Stored rows:
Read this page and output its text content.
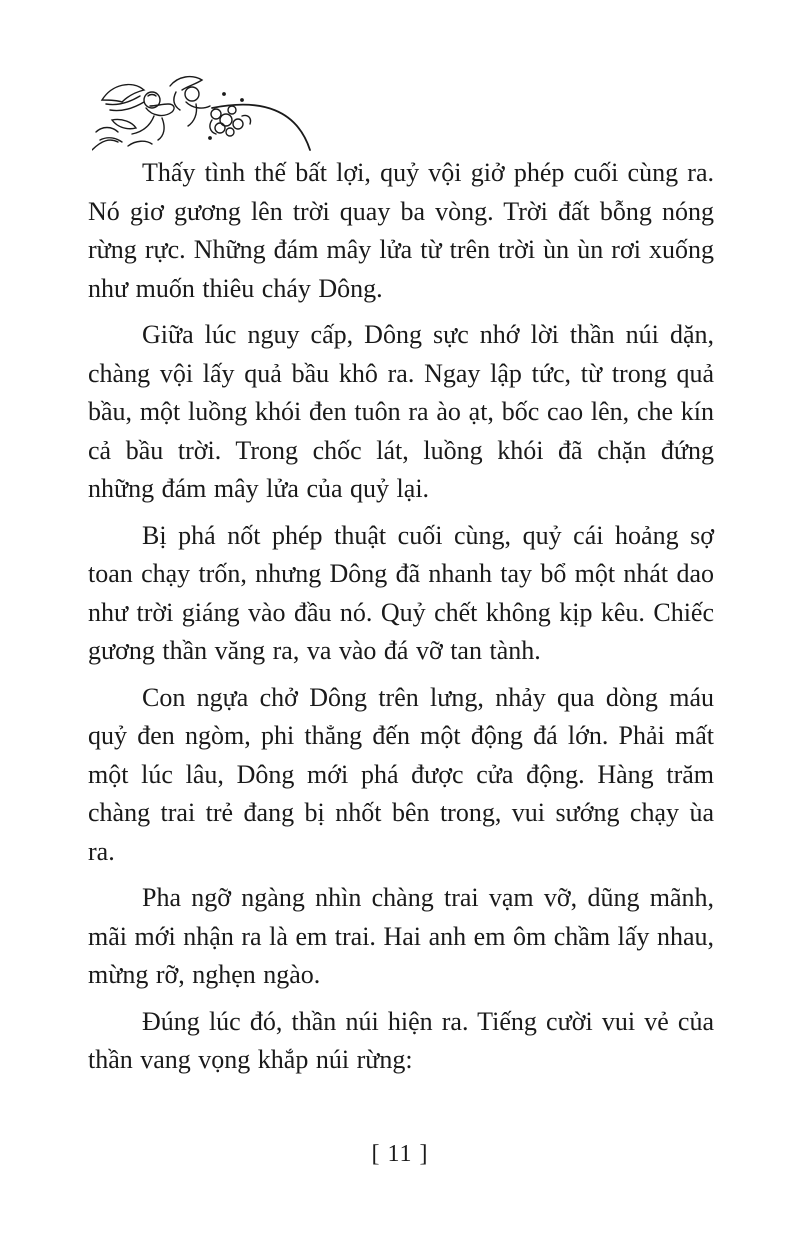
Thấy tình thế bất lợi, quỷ vội giở phép cuối cùng ra. Nó giơ gương lên trời quay ba vòng. Trời đất bỗng nóng rừng rực. Những đám mây lửa từ trên trời ùn ùn rơi xuống như muốn thiêu cháy Dông.

Giữa lúc nguy cấp, Dông sực nhớ lời thần núi dặn, chàng vội lấy quả bầu khô ra. Ngay lập tức, từ trong quả bầu, một luồng khói đen tuôn ra ào ạt, bốc cao lên, che kín cả bầu trời. Trong chốc lát, luồng khói đã chặn đứng những đám mây lửa của quỷ lại.

Bị phá nốt phép thuật cuối cùng, quỷ cái hoảng sợ toan chạy trốn, nhưng Dông đã nhanh tay bổ một nhát dao như trời giáng vào đầu nó. Quỷ chết không kịp kêu. Chiếc gương thần văng ra, va vào đá vỡ tan tành.

Con ngựa chở Dông trên lưng, nhảy qua dòng máu quỷ đen ngòm, phi thẳng đến một động đá lớn. Phải mất một lúc lâu, Dông mới phá được cửa động. Hàng trăm chàng trai trẻ đang bị nhốt bên trong, vui sướng chạy ùa ra.

Pha ngỡ ngàng nhìn chàng trai vạm vỡ, dũng mãnh, mãi mới nhận ra là em trai. Hai anh em ôm chầm lấy nhau, mừng rỡ, nghẹn ngào.

Đúng lúc đó, thần núi hiện ra. Tiếng cười vui vẻ của thần vang vọng khắp núi rừng:

[ 11 ]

Short exercise:
From the material above, gather all lines that include the string "cùng" and copy them.

Output below:
Thấy tình thế bất lợi, quỷ vội giở phép cuối cùng ra. Nó giơ gương lên trời quay ba vòng. Trời đất bỗng nóng rừng rực. Những đám mây lửa từ trên trời ùn ùn rơi xuống như muốn thiêu cháy Dông.
Bị phá nốt phép thuật cuối cùng, quỷ cái hoảng sợ toan chạy trốn, nhưng Dông đã nhanh tay bổ một nhát dao như trời giáng vào đầu nó. Quỷ chết không kịp kêu. Chiếc gương thần văng ra, va vào đá vỡ tan tành.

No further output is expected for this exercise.